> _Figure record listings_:
= = = =
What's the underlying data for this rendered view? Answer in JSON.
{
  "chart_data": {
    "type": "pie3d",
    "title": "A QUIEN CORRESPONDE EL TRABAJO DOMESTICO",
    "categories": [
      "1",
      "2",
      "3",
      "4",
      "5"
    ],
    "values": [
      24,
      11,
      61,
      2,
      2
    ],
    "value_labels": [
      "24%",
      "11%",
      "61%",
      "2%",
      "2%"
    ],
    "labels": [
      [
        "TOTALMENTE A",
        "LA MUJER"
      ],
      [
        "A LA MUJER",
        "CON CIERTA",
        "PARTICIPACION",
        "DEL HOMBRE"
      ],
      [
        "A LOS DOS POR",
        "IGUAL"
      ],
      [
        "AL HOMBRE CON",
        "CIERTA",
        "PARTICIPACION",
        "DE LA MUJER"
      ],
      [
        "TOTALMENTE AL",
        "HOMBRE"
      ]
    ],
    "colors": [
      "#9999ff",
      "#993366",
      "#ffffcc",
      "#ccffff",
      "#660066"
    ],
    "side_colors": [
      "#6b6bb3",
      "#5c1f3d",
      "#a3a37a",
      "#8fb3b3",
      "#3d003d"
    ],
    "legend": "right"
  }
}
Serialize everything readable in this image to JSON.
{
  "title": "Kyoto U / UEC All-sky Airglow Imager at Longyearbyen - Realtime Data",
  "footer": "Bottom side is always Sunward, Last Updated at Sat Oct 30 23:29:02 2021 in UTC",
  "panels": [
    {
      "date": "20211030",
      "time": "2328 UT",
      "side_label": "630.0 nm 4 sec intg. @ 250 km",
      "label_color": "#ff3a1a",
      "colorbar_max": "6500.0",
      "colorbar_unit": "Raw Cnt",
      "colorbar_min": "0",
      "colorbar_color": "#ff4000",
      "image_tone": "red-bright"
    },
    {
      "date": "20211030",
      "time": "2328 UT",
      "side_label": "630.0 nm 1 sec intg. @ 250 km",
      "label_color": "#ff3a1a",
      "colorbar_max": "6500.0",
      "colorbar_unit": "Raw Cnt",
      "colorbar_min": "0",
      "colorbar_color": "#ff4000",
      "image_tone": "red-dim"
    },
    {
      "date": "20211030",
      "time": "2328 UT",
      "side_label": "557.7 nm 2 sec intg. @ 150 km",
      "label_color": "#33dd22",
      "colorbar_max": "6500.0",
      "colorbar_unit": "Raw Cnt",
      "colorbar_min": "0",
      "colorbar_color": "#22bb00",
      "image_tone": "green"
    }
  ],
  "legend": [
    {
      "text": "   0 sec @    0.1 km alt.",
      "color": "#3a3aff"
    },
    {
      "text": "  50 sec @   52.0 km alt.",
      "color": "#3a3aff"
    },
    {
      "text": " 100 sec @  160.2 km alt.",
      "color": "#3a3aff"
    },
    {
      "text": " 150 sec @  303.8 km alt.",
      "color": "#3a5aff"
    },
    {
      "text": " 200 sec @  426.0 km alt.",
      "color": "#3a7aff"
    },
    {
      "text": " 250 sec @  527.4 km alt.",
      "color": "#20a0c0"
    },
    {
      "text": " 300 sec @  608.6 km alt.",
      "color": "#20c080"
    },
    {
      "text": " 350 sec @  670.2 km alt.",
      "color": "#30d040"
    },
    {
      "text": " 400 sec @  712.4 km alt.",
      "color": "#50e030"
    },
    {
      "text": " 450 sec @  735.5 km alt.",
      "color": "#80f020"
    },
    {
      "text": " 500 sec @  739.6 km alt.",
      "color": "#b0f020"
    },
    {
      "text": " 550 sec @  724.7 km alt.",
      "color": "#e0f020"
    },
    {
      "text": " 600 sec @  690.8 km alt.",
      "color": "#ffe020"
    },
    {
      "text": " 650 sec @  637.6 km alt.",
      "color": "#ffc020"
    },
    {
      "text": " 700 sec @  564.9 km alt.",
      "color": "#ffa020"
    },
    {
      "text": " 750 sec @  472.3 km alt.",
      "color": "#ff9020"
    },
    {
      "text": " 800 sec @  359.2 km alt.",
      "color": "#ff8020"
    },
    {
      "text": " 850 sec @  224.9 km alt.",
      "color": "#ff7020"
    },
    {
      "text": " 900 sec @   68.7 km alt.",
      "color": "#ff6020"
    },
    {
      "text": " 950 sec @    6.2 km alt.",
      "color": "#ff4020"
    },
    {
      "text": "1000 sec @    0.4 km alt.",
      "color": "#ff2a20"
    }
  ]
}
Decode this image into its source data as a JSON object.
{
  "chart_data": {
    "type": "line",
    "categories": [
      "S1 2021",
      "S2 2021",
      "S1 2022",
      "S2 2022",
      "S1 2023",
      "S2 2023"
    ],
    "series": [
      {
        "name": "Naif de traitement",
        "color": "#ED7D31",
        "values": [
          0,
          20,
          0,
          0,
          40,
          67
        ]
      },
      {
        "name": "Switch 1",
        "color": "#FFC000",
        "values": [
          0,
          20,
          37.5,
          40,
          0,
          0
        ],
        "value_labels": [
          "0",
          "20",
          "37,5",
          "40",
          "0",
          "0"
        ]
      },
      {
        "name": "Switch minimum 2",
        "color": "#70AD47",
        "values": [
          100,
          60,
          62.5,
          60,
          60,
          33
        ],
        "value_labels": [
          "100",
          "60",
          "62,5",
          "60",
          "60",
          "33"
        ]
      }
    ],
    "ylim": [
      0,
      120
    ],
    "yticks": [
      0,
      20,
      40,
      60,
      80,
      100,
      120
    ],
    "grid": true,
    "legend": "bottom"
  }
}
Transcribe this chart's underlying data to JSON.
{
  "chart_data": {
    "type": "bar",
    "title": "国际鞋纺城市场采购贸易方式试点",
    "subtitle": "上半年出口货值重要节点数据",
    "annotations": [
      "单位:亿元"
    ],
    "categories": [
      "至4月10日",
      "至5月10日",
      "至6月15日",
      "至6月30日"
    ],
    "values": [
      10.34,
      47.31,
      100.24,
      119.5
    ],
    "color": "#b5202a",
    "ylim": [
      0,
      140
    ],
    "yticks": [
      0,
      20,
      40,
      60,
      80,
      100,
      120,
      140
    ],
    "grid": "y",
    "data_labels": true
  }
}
= = = =
> _Exercise_: Across the records above, count the lines holding "underlying" and reply with that number alone.

> _Result below_: 2